* BEGIN AVAILABLE DATA *

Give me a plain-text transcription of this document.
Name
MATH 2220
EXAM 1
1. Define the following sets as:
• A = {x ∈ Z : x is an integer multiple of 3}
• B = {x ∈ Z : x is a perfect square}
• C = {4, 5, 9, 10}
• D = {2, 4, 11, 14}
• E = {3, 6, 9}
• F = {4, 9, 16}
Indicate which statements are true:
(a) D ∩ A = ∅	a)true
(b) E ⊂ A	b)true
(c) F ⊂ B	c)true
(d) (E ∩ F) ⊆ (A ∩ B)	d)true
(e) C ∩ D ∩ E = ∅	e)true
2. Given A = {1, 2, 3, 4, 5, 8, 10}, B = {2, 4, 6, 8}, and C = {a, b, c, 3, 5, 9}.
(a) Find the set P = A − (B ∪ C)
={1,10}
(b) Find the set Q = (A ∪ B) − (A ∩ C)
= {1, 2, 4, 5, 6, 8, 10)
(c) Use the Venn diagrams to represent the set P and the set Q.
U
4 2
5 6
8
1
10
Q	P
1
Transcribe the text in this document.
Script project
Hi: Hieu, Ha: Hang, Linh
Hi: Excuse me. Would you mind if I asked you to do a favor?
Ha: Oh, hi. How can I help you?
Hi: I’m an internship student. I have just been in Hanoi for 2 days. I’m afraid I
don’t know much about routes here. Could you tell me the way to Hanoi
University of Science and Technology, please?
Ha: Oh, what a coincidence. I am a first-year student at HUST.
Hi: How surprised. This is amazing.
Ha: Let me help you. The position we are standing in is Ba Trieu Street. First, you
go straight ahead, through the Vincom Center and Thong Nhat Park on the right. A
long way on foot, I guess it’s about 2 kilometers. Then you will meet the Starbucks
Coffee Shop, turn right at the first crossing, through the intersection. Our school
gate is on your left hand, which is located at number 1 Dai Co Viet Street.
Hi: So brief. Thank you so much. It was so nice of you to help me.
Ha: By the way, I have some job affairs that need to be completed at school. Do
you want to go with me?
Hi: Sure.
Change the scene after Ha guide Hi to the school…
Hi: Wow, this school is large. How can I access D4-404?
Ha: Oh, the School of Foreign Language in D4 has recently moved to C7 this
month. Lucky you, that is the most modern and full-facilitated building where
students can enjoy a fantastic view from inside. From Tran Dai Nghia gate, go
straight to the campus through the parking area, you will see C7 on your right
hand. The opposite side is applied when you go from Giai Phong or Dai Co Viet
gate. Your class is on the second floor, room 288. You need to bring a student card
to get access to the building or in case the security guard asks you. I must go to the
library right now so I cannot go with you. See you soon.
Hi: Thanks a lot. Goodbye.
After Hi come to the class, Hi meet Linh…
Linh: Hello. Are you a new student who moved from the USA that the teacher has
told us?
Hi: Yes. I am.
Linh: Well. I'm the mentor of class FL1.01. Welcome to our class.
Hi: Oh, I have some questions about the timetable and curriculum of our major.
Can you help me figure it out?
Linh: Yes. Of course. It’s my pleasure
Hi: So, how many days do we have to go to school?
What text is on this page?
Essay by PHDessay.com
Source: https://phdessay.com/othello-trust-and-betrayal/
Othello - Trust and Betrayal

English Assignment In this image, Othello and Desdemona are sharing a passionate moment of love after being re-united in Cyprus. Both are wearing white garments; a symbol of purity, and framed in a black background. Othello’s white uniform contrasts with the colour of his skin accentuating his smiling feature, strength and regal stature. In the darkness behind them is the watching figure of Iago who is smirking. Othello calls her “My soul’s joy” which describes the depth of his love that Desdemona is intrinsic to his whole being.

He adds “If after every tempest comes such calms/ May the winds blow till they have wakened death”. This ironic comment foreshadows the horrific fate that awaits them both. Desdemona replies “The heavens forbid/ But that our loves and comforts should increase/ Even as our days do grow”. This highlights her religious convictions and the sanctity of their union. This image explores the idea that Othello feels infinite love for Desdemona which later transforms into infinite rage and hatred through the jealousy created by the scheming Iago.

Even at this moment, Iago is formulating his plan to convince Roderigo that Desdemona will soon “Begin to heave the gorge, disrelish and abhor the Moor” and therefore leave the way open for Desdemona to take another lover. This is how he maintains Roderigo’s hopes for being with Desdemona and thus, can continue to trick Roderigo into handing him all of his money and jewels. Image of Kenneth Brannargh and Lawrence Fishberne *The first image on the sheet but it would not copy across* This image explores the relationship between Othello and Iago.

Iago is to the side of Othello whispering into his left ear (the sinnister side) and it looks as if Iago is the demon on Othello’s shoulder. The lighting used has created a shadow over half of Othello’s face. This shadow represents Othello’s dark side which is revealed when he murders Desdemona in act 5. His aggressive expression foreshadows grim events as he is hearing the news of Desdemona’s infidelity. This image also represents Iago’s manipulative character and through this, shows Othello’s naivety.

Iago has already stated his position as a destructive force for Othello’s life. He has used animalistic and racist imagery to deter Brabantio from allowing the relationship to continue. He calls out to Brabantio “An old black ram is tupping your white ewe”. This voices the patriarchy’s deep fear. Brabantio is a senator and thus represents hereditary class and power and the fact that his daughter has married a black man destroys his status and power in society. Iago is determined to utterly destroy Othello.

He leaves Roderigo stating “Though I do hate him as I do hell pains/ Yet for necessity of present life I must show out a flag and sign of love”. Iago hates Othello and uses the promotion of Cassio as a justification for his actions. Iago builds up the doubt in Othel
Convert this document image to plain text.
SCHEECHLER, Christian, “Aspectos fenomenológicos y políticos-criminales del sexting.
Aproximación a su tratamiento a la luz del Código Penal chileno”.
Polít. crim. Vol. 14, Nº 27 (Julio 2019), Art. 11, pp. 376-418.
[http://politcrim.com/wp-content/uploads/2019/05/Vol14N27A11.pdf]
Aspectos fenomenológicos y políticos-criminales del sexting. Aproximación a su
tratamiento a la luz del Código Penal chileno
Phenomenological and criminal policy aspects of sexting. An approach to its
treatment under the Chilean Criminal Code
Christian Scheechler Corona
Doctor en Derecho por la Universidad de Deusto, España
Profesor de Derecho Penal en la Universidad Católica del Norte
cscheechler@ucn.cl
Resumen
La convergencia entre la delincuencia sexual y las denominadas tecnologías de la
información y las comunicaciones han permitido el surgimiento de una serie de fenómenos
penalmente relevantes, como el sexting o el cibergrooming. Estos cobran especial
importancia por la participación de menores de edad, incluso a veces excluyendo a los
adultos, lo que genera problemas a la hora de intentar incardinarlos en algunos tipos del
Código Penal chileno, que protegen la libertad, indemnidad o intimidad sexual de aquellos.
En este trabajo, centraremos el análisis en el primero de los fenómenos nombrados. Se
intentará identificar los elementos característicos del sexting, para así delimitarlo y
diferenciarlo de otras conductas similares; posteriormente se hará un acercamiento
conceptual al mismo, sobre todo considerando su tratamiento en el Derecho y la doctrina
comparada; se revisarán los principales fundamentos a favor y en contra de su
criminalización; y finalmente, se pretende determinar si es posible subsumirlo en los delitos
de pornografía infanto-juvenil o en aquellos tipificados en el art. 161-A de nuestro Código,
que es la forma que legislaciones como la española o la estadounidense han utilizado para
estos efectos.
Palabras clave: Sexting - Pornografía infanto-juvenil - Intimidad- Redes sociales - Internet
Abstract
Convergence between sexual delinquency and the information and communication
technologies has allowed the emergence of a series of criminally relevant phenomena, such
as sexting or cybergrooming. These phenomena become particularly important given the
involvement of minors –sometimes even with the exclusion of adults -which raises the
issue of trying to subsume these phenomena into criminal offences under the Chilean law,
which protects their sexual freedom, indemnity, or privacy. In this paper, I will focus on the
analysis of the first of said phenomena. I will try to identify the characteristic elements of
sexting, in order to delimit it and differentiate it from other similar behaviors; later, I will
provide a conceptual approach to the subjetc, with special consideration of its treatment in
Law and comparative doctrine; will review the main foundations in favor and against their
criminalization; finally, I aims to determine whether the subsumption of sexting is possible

* END AVAILABLE DATA *

Copy every line of the listing that contains the word "from".

* EXERCISE RESPONSE *
students can enjoy a fantastic view from inside. From Tran Dai Nghia gate, go
hand. The opposite side is applied when you go from Giai Phong or Dai Co Viet
Linh: Hello. Are you a new student who moved from the USA that the teacher has
Iago has already stated his position as a destructive force for Othello’s life. He has used animalistic and racist imagery to deter Brabantio from allowing the relationship to continue. He calls out to Brabantio “An old black ram is tupping your white ewe”. This voices the patriarchy’s deep fear. Brabantio is a senator and thus represents hereditary class and power and the fact that his daughter has married a black man destroys his status and power in society. Iago is determined to utterly destroy Othello.
sexting, in order to delimit it and differentiate it from other similar behaviors; later, I will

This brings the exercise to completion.